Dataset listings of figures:
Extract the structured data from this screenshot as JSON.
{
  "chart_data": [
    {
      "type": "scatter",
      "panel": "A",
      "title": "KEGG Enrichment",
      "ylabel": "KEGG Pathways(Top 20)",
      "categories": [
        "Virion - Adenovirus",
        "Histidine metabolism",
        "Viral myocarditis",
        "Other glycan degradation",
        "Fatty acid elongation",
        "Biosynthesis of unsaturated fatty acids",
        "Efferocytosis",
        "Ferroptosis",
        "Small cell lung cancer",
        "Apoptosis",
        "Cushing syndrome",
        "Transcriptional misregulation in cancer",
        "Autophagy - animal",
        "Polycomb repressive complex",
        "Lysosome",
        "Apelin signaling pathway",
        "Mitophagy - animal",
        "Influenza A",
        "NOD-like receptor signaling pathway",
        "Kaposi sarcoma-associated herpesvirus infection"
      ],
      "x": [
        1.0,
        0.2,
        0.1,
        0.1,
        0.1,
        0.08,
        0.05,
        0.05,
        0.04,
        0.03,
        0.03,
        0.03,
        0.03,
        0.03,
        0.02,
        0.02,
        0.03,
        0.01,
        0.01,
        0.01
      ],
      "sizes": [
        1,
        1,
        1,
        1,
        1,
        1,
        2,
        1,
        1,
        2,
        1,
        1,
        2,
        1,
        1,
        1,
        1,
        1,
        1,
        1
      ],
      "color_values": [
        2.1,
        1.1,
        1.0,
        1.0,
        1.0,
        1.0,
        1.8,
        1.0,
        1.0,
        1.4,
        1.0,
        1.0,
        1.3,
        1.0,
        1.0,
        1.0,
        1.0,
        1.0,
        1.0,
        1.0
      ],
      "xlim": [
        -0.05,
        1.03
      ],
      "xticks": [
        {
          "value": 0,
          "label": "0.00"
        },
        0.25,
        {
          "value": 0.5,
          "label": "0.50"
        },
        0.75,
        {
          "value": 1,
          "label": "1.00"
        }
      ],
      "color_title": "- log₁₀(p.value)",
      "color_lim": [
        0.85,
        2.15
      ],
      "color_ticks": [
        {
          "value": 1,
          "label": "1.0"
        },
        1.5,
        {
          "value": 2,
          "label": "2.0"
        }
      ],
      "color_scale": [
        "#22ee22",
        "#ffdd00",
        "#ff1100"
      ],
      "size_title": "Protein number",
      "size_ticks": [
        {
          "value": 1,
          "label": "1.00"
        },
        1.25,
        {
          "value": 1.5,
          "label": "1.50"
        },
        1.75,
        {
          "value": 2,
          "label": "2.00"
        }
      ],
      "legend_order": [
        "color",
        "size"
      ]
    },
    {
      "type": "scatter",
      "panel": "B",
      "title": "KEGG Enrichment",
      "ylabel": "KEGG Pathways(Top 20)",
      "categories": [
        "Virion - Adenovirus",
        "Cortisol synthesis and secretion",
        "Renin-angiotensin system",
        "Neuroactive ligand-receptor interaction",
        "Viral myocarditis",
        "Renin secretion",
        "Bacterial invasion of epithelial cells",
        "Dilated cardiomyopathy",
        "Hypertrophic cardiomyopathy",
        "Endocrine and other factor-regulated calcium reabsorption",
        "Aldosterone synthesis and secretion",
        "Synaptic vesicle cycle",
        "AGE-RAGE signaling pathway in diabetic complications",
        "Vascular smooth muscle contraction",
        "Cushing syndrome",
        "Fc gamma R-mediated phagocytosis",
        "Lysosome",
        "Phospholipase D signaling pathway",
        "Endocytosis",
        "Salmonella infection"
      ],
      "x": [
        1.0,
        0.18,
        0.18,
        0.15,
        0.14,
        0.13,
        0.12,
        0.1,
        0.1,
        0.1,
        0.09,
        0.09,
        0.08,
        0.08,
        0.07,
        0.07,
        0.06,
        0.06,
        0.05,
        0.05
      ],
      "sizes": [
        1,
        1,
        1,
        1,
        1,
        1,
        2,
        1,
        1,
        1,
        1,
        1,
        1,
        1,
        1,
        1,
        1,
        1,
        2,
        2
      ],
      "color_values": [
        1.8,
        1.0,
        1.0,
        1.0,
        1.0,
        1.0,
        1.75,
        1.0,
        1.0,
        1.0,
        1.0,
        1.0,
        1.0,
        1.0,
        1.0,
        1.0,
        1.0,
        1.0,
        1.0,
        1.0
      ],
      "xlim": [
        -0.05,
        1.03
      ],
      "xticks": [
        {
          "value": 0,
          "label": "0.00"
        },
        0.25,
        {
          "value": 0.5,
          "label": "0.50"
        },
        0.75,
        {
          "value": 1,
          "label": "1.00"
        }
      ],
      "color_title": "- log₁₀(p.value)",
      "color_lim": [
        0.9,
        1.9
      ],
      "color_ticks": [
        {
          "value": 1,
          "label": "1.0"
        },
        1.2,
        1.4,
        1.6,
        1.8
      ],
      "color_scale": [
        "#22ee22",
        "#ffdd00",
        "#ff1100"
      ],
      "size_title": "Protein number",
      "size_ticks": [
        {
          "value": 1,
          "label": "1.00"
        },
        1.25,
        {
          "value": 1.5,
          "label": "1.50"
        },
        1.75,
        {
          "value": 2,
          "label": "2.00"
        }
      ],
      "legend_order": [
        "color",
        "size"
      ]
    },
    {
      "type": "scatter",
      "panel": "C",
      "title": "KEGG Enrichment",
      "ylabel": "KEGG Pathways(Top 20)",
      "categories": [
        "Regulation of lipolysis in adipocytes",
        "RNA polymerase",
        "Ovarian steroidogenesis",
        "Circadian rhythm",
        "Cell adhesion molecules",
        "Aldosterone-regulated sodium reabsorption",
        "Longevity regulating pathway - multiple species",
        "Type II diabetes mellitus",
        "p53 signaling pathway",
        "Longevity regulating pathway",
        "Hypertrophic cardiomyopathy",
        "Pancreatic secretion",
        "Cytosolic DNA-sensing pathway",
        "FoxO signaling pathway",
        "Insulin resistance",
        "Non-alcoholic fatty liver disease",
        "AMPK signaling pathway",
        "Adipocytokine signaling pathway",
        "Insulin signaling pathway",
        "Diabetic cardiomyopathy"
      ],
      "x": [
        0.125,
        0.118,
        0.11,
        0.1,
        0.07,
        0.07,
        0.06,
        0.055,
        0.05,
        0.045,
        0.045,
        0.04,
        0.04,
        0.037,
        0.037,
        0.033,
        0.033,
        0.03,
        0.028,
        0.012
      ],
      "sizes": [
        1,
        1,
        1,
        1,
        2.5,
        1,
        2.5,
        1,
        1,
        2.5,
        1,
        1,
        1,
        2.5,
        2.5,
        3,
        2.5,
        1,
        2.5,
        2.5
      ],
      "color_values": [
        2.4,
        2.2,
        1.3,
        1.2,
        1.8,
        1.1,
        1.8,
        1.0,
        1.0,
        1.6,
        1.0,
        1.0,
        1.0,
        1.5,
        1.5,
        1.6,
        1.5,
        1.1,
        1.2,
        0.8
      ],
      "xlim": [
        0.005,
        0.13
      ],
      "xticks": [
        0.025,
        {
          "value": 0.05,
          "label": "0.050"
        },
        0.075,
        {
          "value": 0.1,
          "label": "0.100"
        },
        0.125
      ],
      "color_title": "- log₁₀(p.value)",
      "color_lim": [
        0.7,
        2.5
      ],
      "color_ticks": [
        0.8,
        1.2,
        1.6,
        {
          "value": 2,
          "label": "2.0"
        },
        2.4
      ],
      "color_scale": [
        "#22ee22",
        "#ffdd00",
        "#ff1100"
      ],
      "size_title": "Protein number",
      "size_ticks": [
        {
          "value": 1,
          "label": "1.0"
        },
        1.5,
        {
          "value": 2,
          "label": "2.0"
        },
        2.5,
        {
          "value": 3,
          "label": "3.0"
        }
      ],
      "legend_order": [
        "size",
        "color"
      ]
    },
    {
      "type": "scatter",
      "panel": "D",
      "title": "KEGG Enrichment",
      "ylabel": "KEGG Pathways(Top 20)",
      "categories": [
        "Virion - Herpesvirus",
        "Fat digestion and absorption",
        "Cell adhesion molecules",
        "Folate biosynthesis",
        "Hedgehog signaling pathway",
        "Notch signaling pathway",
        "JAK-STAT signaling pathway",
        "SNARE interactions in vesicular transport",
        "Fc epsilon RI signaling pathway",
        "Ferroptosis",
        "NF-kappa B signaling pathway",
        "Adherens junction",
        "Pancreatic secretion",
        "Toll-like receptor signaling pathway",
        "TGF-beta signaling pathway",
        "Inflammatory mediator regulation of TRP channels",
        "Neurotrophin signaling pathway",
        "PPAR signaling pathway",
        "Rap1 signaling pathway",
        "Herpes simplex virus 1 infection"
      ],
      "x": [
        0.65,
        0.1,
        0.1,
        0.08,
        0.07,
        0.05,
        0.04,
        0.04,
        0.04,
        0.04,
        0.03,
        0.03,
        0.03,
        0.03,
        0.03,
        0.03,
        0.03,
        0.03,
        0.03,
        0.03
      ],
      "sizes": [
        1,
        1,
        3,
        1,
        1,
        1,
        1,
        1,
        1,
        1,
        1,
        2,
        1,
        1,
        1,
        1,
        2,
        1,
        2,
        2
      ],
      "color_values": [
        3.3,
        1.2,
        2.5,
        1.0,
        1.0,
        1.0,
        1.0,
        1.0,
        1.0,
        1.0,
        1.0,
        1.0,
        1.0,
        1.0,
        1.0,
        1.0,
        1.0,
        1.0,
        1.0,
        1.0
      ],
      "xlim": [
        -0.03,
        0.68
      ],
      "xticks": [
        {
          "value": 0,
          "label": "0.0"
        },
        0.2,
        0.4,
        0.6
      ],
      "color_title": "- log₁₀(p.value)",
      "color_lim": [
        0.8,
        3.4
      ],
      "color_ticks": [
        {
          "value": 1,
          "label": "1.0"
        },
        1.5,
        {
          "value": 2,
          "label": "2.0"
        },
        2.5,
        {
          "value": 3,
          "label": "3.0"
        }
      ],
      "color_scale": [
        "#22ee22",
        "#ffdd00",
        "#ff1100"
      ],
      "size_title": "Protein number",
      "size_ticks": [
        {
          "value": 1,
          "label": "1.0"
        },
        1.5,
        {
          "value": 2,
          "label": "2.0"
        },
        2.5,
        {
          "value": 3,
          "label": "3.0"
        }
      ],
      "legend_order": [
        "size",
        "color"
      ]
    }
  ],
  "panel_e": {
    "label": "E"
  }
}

==

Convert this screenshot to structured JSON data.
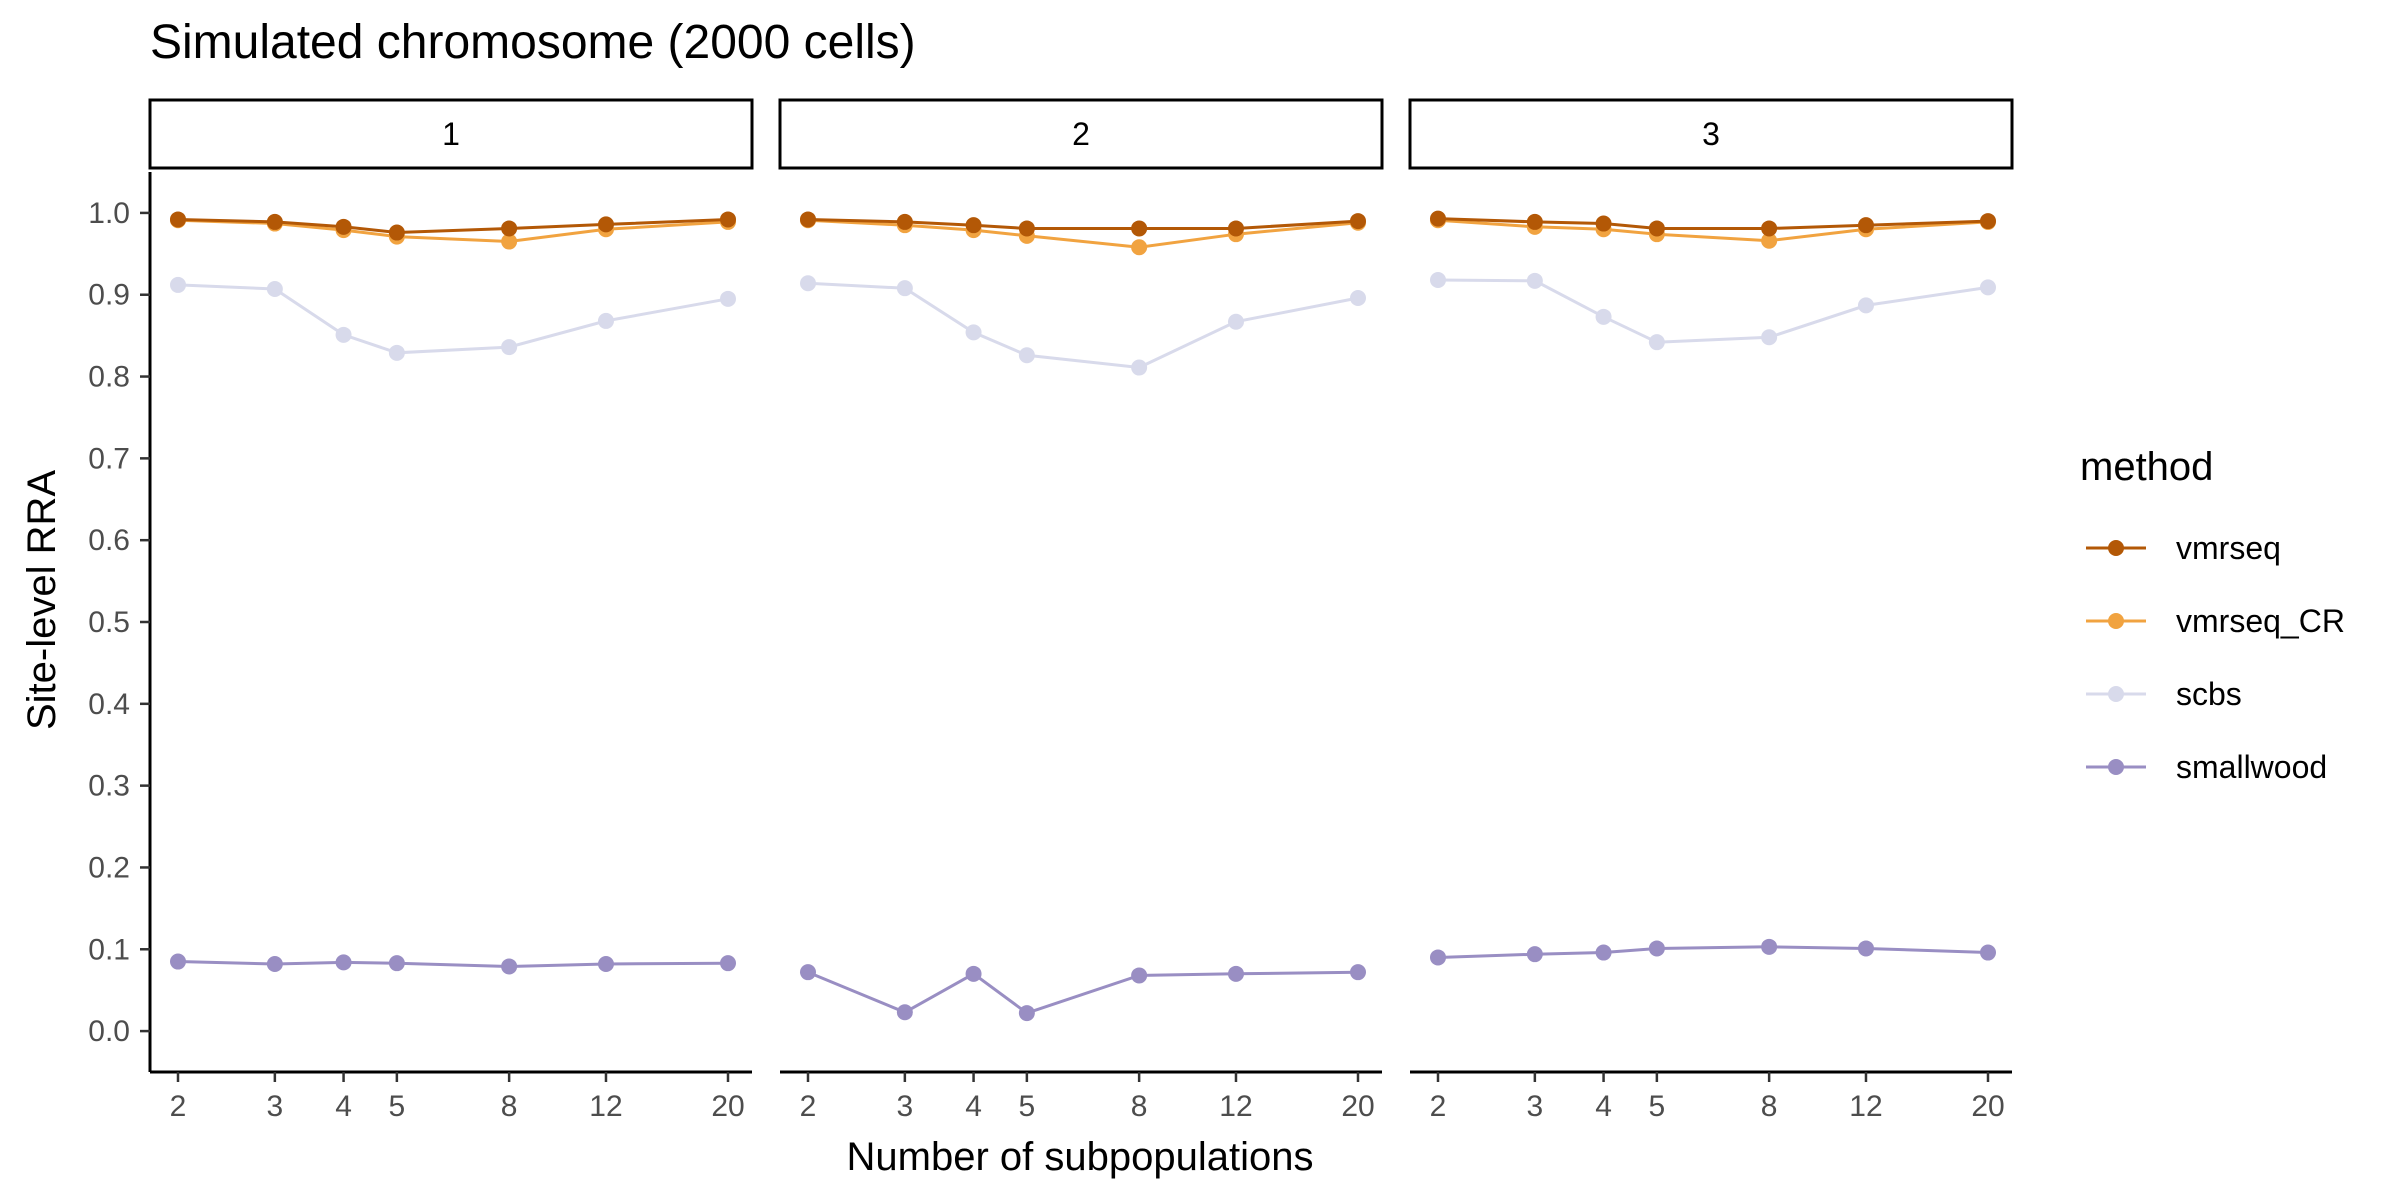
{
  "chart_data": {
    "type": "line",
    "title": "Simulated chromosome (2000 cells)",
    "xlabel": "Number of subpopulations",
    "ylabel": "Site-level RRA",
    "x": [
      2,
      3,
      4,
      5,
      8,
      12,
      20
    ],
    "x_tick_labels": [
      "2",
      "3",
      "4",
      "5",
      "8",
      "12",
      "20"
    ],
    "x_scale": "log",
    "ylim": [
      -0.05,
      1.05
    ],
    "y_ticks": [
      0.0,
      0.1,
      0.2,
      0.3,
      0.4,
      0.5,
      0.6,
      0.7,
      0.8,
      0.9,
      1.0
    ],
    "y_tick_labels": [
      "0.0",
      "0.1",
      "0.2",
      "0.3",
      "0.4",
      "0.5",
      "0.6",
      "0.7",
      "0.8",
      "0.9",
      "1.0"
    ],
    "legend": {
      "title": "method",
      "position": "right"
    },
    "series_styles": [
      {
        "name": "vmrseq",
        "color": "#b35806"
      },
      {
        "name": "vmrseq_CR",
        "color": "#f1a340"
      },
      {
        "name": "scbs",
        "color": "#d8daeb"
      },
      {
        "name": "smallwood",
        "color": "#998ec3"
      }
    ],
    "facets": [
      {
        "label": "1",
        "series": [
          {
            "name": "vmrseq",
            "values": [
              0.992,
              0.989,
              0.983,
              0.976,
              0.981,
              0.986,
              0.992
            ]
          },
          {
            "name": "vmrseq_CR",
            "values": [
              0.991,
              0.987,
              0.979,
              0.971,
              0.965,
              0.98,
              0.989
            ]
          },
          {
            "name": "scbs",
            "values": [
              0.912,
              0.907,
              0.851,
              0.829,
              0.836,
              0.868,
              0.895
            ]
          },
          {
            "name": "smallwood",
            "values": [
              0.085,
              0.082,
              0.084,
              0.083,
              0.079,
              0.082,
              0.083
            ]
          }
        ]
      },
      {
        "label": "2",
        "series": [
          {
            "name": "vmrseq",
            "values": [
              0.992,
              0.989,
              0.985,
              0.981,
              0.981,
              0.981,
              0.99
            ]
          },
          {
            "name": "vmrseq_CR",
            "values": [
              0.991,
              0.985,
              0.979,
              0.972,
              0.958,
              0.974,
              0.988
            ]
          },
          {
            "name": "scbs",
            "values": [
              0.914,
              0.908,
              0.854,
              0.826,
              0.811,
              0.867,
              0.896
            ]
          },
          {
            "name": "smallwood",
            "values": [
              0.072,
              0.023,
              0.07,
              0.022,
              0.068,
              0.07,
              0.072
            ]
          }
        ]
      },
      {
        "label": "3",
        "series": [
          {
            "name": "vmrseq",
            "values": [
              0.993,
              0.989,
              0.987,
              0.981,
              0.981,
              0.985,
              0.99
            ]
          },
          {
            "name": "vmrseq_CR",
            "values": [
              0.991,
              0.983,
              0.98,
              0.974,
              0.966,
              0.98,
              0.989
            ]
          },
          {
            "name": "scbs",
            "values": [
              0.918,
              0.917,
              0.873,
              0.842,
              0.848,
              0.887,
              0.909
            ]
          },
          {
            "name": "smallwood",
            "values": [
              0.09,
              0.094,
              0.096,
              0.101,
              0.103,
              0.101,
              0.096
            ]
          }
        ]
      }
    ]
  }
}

▶ [Exercise directions]:
Each line of the data above containing the string "Aldosterone" is to be copied.

▶ [Exercise result]:
        "Aldosterone synthesis and secretion",
        "Aldosterone-regulated sodium reabsorption",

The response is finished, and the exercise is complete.